§ **To be done**
Extract from the listing each line in which the word "enrichment" appears.

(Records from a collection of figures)
▬▬▬

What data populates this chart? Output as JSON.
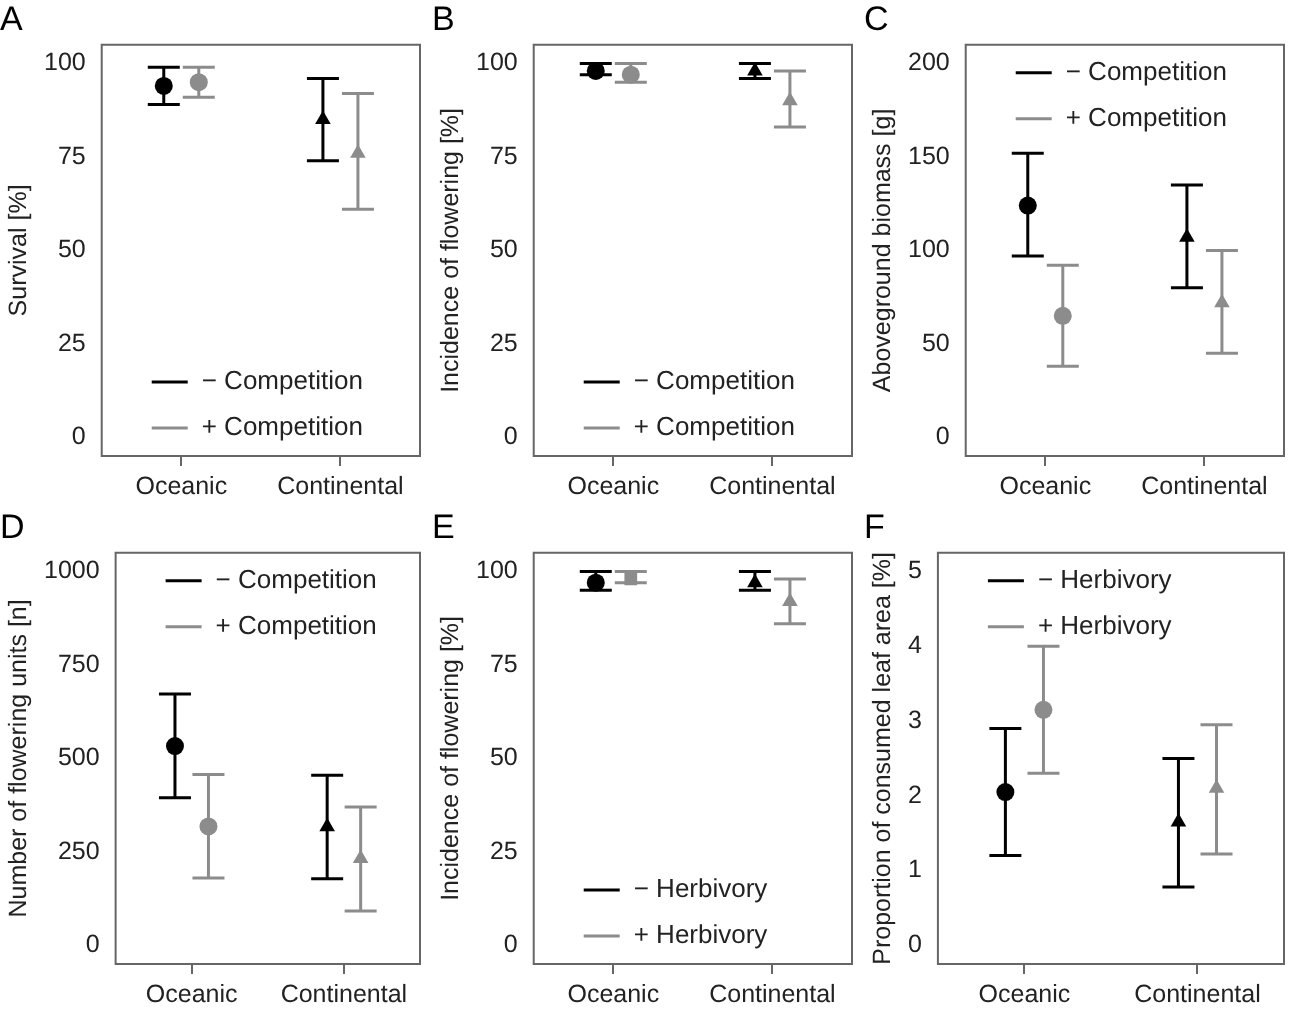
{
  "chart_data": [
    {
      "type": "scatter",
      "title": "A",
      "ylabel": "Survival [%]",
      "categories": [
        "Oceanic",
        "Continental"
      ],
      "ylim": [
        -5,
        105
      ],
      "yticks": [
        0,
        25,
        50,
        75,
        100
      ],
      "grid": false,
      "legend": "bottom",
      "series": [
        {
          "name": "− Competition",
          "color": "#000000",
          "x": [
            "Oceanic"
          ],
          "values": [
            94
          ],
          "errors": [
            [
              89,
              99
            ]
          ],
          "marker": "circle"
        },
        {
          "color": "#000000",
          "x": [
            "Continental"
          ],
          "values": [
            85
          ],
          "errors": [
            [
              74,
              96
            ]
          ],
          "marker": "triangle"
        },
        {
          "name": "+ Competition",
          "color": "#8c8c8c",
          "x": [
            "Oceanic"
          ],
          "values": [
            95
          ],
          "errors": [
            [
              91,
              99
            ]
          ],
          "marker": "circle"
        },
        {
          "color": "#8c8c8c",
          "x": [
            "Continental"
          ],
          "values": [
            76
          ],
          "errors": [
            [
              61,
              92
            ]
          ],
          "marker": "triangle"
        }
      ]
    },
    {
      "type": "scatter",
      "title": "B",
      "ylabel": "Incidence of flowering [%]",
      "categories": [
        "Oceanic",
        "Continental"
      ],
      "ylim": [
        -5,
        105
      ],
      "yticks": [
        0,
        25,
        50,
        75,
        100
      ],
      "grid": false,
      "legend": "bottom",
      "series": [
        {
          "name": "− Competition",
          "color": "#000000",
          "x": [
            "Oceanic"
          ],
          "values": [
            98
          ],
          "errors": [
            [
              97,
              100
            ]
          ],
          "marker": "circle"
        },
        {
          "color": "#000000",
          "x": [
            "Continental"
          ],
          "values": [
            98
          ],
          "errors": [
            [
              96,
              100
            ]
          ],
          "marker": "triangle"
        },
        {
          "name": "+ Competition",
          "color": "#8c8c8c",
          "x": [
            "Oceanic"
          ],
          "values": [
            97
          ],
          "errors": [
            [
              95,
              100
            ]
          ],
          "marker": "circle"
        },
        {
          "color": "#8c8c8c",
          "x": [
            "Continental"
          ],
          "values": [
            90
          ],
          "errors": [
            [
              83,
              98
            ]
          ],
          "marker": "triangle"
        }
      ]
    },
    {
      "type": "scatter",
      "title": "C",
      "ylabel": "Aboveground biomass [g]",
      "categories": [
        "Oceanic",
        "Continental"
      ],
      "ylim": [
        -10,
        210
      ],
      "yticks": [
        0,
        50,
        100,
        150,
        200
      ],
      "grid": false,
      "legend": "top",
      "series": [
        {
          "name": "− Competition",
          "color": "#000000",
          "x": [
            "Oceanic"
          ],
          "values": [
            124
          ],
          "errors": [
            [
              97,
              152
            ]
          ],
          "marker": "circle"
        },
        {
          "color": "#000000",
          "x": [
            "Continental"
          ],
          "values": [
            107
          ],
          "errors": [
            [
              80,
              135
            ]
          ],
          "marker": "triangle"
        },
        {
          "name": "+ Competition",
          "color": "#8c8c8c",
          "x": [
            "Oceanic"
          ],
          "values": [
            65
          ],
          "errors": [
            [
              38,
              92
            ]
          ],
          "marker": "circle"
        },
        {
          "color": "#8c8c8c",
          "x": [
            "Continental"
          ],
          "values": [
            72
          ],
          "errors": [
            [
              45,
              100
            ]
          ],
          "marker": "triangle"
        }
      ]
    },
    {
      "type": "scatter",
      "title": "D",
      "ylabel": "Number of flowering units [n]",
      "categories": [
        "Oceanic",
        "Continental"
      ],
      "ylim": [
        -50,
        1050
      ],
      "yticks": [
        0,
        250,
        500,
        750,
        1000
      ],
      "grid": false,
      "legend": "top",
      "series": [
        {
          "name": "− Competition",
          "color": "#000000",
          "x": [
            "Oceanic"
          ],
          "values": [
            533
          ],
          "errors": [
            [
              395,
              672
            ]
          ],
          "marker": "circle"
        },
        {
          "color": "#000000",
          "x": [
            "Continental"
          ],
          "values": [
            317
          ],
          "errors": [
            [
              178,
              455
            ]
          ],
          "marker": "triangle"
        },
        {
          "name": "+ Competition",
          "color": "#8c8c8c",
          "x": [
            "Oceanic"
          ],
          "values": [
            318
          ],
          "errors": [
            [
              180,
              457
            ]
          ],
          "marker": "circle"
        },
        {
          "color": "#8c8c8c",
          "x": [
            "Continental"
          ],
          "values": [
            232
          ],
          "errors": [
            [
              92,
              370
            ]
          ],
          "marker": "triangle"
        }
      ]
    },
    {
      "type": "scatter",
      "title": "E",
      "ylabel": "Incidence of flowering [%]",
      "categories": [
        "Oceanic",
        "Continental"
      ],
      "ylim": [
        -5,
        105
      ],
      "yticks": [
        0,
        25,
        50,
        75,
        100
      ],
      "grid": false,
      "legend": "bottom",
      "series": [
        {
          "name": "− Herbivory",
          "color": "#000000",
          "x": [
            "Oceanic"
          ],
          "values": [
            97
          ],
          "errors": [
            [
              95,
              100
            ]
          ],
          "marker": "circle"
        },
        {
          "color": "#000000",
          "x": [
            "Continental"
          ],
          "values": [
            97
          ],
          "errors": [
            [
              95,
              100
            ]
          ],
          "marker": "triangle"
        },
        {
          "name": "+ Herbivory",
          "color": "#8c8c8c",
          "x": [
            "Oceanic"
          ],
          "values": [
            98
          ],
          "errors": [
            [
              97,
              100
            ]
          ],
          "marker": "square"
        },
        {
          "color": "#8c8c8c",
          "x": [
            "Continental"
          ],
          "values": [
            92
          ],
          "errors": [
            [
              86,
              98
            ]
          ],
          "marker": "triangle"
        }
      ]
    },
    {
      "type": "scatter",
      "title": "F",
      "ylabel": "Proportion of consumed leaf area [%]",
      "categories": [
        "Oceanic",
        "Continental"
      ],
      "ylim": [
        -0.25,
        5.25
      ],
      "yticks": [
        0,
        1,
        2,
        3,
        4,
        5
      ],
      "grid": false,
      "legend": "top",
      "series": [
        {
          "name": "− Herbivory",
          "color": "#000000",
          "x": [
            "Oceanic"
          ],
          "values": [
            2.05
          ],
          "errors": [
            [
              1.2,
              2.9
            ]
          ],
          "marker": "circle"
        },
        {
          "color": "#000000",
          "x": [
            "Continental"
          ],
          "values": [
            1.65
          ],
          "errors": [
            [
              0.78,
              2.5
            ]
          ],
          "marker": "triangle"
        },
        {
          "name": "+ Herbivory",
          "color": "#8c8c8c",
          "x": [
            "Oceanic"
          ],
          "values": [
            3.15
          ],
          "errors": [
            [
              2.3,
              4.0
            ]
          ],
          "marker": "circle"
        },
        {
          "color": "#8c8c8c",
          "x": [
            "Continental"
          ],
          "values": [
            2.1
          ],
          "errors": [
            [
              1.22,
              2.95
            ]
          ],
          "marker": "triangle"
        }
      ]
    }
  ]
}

▬▬▬

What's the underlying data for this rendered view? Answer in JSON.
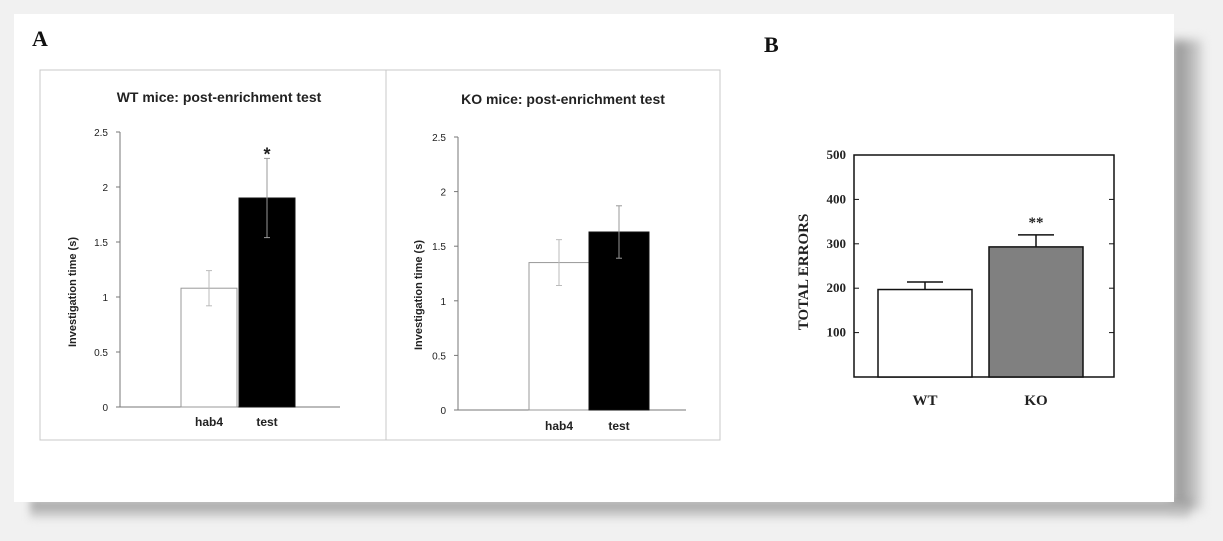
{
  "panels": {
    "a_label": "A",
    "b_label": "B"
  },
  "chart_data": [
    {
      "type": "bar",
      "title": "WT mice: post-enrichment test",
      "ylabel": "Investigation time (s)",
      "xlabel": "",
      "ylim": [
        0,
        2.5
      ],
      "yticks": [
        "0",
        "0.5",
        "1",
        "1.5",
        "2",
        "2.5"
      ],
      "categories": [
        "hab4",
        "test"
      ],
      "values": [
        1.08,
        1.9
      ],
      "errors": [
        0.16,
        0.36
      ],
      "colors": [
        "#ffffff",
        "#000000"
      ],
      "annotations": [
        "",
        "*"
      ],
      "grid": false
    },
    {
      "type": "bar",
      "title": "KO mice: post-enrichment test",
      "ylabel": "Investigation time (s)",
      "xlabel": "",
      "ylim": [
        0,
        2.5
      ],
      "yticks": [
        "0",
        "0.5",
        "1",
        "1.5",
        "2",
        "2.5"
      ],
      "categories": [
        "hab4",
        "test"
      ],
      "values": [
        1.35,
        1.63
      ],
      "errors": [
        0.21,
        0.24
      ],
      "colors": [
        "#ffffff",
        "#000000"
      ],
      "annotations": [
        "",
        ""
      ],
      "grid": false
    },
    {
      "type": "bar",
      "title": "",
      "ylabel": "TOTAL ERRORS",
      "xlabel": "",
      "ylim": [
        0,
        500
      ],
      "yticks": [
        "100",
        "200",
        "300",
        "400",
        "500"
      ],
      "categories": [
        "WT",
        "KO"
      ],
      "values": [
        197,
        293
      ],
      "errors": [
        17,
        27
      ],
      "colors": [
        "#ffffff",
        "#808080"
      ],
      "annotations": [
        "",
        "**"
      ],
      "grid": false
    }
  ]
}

▬▬▬

§ **Result of the task**
      "title": "WT mice: post-enrichment test",
      "title": "KO mice: post-enrichment test",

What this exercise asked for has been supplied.